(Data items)
— Start —

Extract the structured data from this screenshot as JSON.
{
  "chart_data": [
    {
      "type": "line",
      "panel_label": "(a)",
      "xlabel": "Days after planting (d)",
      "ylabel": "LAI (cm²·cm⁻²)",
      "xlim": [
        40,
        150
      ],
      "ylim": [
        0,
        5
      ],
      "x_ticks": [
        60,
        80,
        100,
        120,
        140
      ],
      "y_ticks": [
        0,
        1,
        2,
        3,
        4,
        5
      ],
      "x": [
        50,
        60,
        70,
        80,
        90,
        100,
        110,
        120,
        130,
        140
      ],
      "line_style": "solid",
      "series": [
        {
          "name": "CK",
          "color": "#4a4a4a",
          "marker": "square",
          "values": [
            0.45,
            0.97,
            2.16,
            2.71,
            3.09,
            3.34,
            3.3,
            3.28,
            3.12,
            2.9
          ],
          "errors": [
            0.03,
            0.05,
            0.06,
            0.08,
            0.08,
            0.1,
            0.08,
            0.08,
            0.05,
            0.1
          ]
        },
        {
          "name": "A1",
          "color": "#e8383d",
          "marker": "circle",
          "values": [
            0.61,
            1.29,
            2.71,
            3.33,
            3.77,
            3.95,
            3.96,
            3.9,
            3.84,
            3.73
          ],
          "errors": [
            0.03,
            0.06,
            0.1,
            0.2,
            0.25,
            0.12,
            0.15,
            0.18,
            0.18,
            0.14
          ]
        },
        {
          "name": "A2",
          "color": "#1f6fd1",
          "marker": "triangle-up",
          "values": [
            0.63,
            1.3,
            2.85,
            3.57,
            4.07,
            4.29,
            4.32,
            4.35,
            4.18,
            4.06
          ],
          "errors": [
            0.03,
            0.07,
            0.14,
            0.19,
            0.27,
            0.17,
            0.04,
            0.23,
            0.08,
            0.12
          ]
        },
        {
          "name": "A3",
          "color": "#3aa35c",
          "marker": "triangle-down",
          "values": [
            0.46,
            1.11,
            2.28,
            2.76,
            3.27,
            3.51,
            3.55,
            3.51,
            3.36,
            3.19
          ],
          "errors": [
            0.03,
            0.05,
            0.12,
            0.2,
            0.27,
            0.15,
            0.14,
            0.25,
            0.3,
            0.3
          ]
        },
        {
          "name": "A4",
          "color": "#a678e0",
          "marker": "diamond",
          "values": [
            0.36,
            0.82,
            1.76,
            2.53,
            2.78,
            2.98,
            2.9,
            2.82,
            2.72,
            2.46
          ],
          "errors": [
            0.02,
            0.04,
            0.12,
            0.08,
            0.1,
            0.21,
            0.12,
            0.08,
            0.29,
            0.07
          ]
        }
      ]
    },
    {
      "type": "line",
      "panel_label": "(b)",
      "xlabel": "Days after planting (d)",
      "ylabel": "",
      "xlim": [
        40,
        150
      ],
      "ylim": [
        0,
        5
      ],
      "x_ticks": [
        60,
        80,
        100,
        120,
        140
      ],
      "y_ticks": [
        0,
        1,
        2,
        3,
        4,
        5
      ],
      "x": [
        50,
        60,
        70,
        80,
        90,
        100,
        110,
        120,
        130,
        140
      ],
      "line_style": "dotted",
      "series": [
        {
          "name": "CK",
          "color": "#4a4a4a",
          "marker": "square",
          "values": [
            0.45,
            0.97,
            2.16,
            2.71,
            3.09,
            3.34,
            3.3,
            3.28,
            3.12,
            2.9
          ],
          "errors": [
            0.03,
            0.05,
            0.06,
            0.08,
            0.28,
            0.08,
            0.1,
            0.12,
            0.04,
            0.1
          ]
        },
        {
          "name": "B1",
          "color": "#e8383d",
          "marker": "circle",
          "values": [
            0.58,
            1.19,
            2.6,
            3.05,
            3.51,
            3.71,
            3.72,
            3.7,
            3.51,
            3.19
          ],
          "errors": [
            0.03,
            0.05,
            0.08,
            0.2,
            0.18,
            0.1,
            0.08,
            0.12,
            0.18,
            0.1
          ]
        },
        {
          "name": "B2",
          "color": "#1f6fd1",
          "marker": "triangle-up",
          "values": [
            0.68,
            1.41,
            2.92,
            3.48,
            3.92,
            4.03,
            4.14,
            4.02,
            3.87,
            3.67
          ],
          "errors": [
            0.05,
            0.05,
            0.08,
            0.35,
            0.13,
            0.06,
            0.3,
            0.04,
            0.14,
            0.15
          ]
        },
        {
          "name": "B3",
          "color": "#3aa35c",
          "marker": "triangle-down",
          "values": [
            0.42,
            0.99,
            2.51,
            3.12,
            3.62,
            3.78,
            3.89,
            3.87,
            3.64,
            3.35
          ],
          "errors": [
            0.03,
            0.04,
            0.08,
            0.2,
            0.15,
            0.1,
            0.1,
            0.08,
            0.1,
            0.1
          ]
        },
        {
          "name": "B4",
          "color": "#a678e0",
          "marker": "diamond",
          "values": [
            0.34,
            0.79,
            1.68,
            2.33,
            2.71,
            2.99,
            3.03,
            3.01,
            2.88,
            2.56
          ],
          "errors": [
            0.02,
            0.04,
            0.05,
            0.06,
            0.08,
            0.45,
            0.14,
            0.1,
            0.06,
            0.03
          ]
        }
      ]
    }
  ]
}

— End —

INSTRUCTIONS TO FOLLOW: From the listing above, extract all records word for word.

TASK ANSWER:
Extract the structured data from this screenshot as JSON.
{
  "chart_data": [
    {
      "type": "line",
      "panel_label": "(a)",
      "xlabel": "Days after planting (d)",
      "ylabel": "LAI (cm²·cm⁻²)",
      "xlim": [
        40,
        150
      ],
      "ylim": [
        0,
        5
      ],
      "x_ticks": [
        60,
        80,
        100,
        120,
        140
      ],
      "y_ticks": [
        0,
        1,
        2,
        3,
        4,
        5
      ],
      "x": [
        50,
        60,
        70,
        80,
        90,
        100,
        110,
        120,
        130,
        140
      ],
      "line_style": "solid",
      "series": [
        {
          "name": "CK",
          "color": "#4a4a4a",
          "marker": "square",
          "values": [
            0.45,
            0.97,
            2.16,
            2.71,
            3.09,
            3.34,
            3.3,
            3.28,
            3.12,
            2.9
          ],
          "errors": [
            0.03,
            0.05,
            0.06,
            0.08,
            0.08,
            0.1,
            0.08,
            0.08,
            0.05,
            0.1
          ]
        },
        {
          "name": "A1",
          "color": "#e8383d",
          "marker": "circle",
          "values": [
            0.61,
            1.29,
            2.71,
            3.33,
            3.77,
            3.95,
            3.96,
            3.9,
            3.84,
            3.73
          ],
          "errors": [
            0.03,
            0.06,
            0.1,
            0.2,
            0.25,
            0.12,
            0.15,
            0.18,
            0.18,
            0.14
          ]
        },
        {
          "name": "A2",
          "color": "#1f6fd1",
          "marker": "triangle-up",
          "values": [
            0.63,
            1.3,
            2.85,
            3.57,
            4.07,
            4.29,
            4.32,
            4.35,
            4.18,
            4.06
          ],
          "errors": [
            0.03,
            0.07,
            0.14,
            0.19,
            0.27,
            0.17,
            0.04,
            0.23,
            0.08,
            0.12
          ]
        },
        {
          "name": "A3",
          "color": "#3aa35c",
          "marker": "triangle-down",
          "values": [
            0.46,
            1.11,
            2.28,
            2.76,
            3.27,
            3.51,
            3.55,
            3.51,
            3.36,
            3.19
          ],
          "errors": [
            0.03,
            0.05,
            0.12,
            0.2,
            0.27,
            0.15,
            0.14,
            0.25,
            0.3,
            0.3
          ]
        },
        {
          "name": "A4",
          "color": "#a678e0",
          "marker": "diamond",
          "values": [
            0.36,
            0.82,
            1.76,
            2.53,
            2.78,
            2.98,
            2.9,
            2.82,
            2.72,
            2.46
          ],
          "errors": [
            0.02,
            0.04,
            0.12,
            0.08,
            0.1,
            0.21,
            0.12,
            0.08,
            0.29,
            0.07
          ]
        }
      ]
    },
    {
      "type": "line",
      "panel_label": "(b)",
      "xlabel": "Days after planting (d)",
      "ylabel": "",
      "xlim": [
        40,
        150
      ],
      "ylim": [
        0,
        5
      ],
      "x_ticks": [
        60,
        80,
        100,
        120,
        140
      ],
      "y_ticks": [
        0,
        1,
        2,
        3,
        4,
        5
      ],
      "x": [
        50,
        60,
        70,
        80,
        90,
        100,
        110,
        120,
        130,
        140
      ],
      "line_style": "dotted",
      "series": [
        {
          "name": "CK",
          "color": "#4a4a4a",
          "marker": "square",
          "values": [
            0.45,
            0.97,
            2.16,
            2.71,
            3.09,
            3.34,
            3.3,
            3.28,
            3.12,
            2.9
          ],
          "errors": [
            0.03,
            0.05,
            0.06,
            0.08,
            0.28,
            0.08,
            0.1,
            0.12,
            0.04,
            0.1
          ]
        },
        {
          "name": "B1",
          "color": "#e8383d",
          "marker": "circle",
          "values": [
            0.58,
            1.19,
            2.6,
            3.05,
            3.51,
            3.71,
            3.72,
            3.7,
            3.51,
            3.19
          ],
          "errors": [
            0.03,
            0.05,
            0.08,
            0.2,
            0.18,
            0.1,
            0.08,
            0.12,
            0.18,
            0.1
          ]
        },
        {
          "name": "B2",
          "color": "#1f6fd1",
          "marker": "triangle-up",
          "values": [
            0.68,
            1.41,
            2.92,
            3.48,
            3.92,
            4.03,
            4.14,
            4.02,
            3.87,
            3.67
          ],
          "errors": [
            0.05,
            0.05,
            0.08,
            0.35,
            0.13,
            0.06,
            0.3,
            0.04,
            0.14,
            0.15
          ]
        },
        {
          "name": "B3",
          "color": "#3aa35c",
          "marker": "triangle-down",
          "values": [
            0.42,
            0.99,
            2.51,
            3.12,
            3.62,
            3.78,
            3.89,
            3.87,
            3.64,
            3.35
          ],
          "errors": [
            0.03,
            0.04,
            0.08,
            0.2,
            0.15,
            0.1,
            0.1,
            0.08,
            0.1,
            0.1
          ]
        },
        {
          "name": "B4",
          "color": "#a678e0",
          "marker": "diamond",
          "values": [
            0.34,
            0.79,
            1.68,
            2.33,
            2.71,
            2.99,
            3.03,
            3.01,
            2.88,
            2.56
          ],
          "errors": [
            0.02,
            0.04,
            0.05,
            0.06,
            0.08,
            0.45,
            0.14,
            0.1,
            0.06,
            0.03
          ]
        }
      ]
    }
  ]
}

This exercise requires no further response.